[Extracts from a graphics dataset]
****************
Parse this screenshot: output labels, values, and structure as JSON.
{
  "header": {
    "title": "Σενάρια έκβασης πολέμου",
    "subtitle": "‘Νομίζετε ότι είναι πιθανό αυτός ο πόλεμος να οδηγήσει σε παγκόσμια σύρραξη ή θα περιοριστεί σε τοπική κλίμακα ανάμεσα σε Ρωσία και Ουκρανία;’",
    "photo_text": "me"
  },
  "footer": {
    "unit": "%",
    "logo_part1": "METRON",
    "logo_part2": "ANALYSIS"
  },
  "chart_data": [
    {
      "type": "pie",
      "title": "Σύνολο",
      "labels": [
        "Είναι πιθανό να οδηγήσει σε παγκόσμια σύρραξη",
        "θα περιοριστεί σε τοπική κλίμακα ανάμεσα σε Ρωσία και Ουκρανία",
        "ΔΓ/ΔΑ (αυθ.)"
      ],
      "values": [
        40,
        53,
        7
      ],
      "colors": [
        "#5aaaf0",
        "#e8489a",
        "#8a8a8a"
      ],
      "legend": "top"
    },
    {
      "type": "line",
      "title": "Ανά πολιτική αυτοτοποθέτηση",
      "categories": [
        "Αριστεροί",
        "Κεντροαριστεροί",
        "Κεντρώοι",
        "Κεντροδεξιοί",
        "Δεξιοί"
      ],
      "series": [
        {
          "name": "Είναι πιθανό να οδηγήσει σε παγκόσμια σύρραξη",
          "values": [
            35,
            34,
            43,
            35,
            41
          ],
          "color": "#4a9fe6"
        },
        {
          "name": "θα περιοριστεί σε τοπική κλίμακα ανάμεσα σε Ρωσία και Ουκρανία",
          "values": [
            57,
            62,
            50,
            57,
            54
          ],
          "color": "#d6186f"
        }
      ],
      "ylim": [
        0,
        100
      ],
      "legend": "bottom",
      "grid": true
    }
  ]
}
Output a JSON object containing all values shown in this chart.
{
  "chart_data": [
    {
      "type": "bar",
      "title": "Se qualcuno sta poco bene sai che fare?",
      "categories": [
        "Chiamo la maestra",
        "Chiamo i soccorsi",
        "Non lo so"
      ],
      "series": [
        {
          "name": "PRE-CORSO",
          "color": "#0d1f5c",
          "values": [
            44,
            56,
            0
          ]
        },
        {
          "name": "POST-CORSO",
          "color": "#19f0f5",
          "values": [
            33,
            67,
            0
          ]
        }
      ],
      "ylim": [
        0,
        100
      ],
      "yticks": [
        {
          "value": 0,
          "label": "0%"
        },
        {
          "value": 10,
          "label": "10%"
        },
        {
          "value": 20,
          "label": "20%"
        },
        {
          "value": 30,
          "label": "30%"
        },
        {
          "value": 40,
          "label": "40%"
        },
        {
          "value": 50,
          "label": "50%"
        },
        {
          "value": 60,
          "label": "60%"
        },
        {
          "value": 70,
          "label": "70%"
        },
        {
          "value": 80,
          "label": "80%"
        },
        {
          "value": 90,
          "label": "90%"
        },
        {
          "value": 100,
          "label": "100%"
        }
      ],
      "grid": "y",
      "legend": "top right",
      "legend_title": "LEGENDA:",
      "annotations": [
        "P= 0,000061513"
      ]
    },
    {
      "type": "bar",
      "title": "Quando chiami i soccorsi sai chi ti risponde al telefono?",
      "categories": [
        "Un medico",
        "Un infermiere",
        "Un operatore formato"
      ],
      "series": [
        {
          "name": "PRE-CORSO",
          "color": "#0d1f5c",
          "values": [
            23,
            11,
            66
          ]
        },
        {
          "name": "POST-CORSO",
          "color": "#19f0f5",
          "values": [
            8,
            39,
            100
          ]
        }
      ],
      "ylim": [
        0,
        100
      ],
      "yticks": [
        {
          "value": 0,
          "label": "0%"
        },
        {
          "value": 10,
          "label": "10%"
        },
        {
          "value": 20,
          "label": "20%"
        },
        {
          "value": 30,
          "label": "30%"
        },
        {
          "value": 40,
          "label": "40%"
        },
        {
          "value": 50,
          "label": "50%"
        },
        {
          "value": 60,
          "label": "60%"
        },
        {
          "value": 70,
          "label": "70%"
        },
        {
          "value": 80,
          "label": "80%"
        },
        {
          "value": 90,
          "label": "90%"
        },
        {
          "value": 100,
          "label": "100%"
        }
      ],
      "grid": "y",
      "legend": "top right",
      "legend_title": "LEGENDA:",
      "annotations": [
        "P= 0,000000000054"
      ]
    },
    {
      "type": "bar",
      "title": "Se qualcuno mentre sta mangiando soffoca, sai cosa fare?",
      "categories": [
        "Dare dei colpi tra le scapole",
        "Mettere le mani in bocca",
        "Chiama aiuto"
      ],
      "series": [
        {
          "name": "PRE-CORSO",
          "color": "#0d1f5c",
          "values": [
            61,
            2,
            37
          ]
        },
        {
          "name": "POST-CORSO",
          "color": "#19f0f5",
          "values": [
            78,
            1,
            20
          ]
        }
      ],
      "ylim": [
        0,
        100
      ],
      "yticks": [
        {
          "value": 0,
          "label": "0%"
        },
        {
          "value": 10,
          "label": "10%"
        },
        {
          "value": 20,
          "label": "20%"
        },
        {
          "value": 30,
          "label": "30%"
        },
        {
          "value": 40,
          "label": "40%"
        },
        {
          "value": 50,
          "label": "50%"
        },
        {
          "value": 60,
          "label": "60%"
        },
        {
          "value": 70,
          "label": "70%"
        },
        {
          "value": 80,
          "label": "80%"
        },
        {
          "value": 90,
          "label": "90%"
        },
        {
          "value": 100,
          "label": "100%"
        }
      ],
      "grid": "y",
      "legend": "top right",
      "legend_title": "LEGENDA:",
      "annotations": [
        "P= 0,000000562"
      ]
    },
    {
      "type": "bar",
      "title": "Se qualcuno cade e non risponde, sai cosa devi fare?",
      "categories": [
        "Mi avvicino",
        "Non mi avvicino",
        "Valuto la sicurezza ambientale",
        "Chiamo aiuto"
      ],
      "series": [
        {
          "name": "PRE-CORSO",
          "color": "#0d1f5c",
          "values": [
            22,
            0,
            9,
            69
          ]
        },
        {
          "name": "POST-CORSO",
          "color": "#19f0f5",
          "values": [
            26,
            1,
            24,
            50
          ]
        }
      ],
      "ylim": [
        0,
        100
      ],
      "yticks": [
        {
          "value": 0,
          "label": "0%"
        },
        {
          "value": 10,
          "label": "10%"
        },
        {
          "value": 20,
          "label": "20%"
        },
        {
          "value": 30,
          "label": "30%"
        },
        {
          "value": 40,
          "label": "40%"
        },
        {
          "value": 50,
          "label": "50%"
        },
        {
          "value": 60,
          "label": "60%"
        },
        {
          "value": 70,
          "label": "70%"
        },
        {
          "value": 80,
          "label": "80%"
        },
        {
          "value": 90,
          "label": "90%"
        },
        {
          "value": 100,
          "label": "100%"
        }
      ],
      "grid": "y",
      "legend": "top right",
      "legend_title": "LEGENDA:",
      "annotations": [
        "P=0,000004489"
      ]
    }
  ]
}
****************
Please reproduce each line exactly as written.

Parse this screenshot: output labels, values, and structure as JSON.
{
  "header": {
    "title": "Σενάρια έκβασης πολέμου",
    "subtitle": "‘Νομίζετε ότι είναι πιθανό αυτός ο πόλεμος να οδηγήσει σε παγκόσμια σύρραξη ή θα περιοριστεί σε τοπική κλίμακα ανάμεσα σε Ρωσία και Ουκρανία;’",
    "photo_text": "me"
  },
  "footer": {
    "unit": "%",
    "logo_part1": "METRON",
    "logo_part2": "ANALYSIS"
  },
  "chart_data": [
    {
      "type": "pie",
      "title": "Σύνολο",
      "labels": [
        "Είναι πιθανό να οδηγήσει σε παγκόσμια σύρραξη",
        "θα περιοριστεί σε τοπική κλίμακα ανάμεσα σε Ρωσία και Ουκρανία",
        "ΔΓ/ΔΑ (αυθ.)"
      ],
      "values": [
        40,
        53,
        7
      ],
      "colors": [
        "#5aaaf0",
        "#e8489a",
        "#8a8a8a"
      ],
      "legend": "top"
    },
    {
      "type": "line",
      "title": "Ανά πολιτική αυτοτοποθέτηση",
      "categories": [
        "Αριστεροί",
        "Κεντροαριστεροί",
        "Κεντρώοι",
        "Κεντροδεξιοί",
        "Δεξιοί"
      ],
      "series": [
        {
          "name": "Είναι πιθανό να οδηγήσει σε παγκόσμια σύρραξη",
          "values": [
            35,
            34,
            43,
            35,
            41
          ],
          "color": "#4a9fe6"
        },
        {
          "name": "θα περιοριστεί σε τοπική κλίμακα ανάμεσα σε Ρωσία και Ουκρανία",
          "values": [
            57,
            62,
            50,
            57,
            54
          ],
          "color": "#d6186f"
        }
      ],
      "ylim": [
        0,
        100
      ],
      "legend": "bottom",
      "grid": true
    }
  ]
}
Output a JSON object containing all values shown in this chart.
{
  "chart_data": [
    {
      "type": "bar",
      "title": "Se qualcuno sta poco bene sai che fare?",
      "categories": [
        "Chiamo la maestra",
        "Chiamo i soccorsi",
        "Non lo so"
      ],
      "series": [
        {
          "name": "PRE-CORSO",
          "color": "#0d1f5c",
          "values": [
            44,
            56,
            0
          ]
        },
        {
          "name": "POST-CORSO",
          "color": "#19f0f5",
          "values": [
            33,
            67,
            0
          ]
        }
      ],
      "ylim": [
        0,
        100
      ],
      "yticks": [
        {
          "value": 0,
          "label": "0%"
        },
        {
          "value": 10,
          "label": "10%"
        },
        {
          "value": 20,
          "label": "20%"
        },
        {
          "value": 30,
          "label": "30%"
        },
        {
          "value": 40,
          "label": "40%"
        },
        {
          "value": 50,
          "label": "50%"
        },
        {
          "value": 60,
          "label": "60%"
        },
        {
          "value": 70,
          "label": "70%"
        },
        {
          "value": 80,
          "label": "80%"
        },
        {
          "value": 90,
          "label": "90%"
        },
        {
          "value": 100,
          "label": "100%"
        }
      ],
      "grid": "y",
      "legend": "top right",
      "legend_title": "LEGENDA:",
      "annotations": [
        "P= 0,000061513"
      ]
    },
    {
      "type": "bar",
      "title": "Quando chiami i soccorsi sai chi ti risponde al telefono?",
      "categories": [
        "Un medico",
        "Un infermiere",
        "Un operatore formato"
      ],
      "series": [
        {
          "name": "PRE-CORSO",
          "color": "#0d1f5c",
          "values": [
            23,
            11,
            66
          ]
        },
        {
          "name": "POST-CORSO",
          "color": "#19f0f5",
          "values": [
            8,
            39,
            100
          ]
        }
      ],
      "ylim": [
        0,
        100
      ],
      "yticks": [
        {
          "value": 0,
          "label": "0%"
        },
        {
          "value": 10,
          "label": "10%"
        },
        {
          "value": 20,
          "label": "20%"
        },
        {
          "value": 30,
          "label": "30%"
        },
        {
          "value": 40,
          "label": "40%"
        },
        {
          "value": 50,
          "label": "50%"
        },
        {
          "value": 60,
          "label": "60%"
        },
        {
          "value": 70,
          "label": "70%"
        },
        {
          "value": 80,
          "label": "80%"
        },
        {
          "value": 90,
          "label": "90%"
        },
        {
          "value": 100,
          "label": "100%"
        }
      ],
      "grid": "y",
      "legend": "top right",
      "legend_title": "LEGENDA:",
      "annotations": [
        "P= 0,000000000054"
      ]
    },
    {
      "type": "bar",
      "title": "Se qualcuno mentre sta mangiando soffoca, sai cosa fare?",
      "categories": [
        "Dare dei colpi tra le scapole",
        "Mettere le mani in bocca",
        "Chiama aiuto"
      ],
      "series": [
        {
          "name": "PRE-CORSO",
          "color": "#0d1f5c",
          "values": [
            61,
            2,
            37
          ]
        },
        {
          "name": "POST-CORSO",
          "color": "#19f0f5",
          "values": [
            78,
            1,
            20
          ]
        }
      ],
      "ylim": [
        0,
        100
      ],
      "yticks": [
        {
          "value": 0,
          "label": "0%"
        },
        {
          "value": 10,
          "label": "10%"
        },
        {
          "value": 20,
          "label": "20%"
        },
        {
          "value": 30,
          "label": "30%"
        },
        {
          "value": 40,
          "label": "40%"
        },
        {
          "value": 50,
          "label": "50%"
        },
        {
          "value": 60,
          "label": "60%"
        },
        {
          "value": 70,
          "label": "70%"
        },
        {
          "value": 80,
          "label": "80%"
        },
        {
          "value": 90,
          "label": "90%"
        },
        {
          "value": 100,
          "label": "100%"
        }
      ],
      "grid": "y",
      "legend": "top right",
      "legend_title": "LEGENDA:",
      "annotations": [
        "P= 0,000000562"
      ]
    },
    {
      "type": "bar",
      "title": "Se qualcuno cade e non risponde, sai cosa devi fare?",
      "categories": [
        "Mi avvicino",
        "Non mi avvicino",
        "Valuto la sicurezza ambientale",
        "Chiamo aiuto"
      ],
      "series": [
        {
          "name": "PRE-CORSO",
          "color": "#0d1f5c",
          "values": [
            22,
            0,
            9,
            69
          ]
        },
        {
          "name": "POST-CORSO",
          "color": "#19f0f5",
          "values": [
            26,
            1,
            24,
            50
          ]
        }
      ],
      "ylim": [
        0,
        100
      ],
      "yticks": [
        {
          "value": 0,
          "label": "0%"
        },
        {
          "value": 10,
          "label": "10%"
        },
        {
          "value": 20,
          "label": "20%"
        },
        {
          "value": 30,
          "label": "30%"
        },
        {
          "value": 40,
          "label": "40%"
        },
        {
          "value": 50,
          "label": "50%"
        },
        {
          "value": 60,
          "label": "60%"
        },
        {
          "value": 70,
          "label": "70%"
        },
        {
          "value": 80,
          "label": "80%"
        },
        {
          "value": 90,
          "label": "90%"
        },
        {
          "value": 100,
          "label": "100%"
        }
      ],
      "grid": "y",
      "legend": "top right",
      "legend_title": "LEGENDA:",
      "annotations": [
        "P=0,000004489"
      ]
    }
  ]
}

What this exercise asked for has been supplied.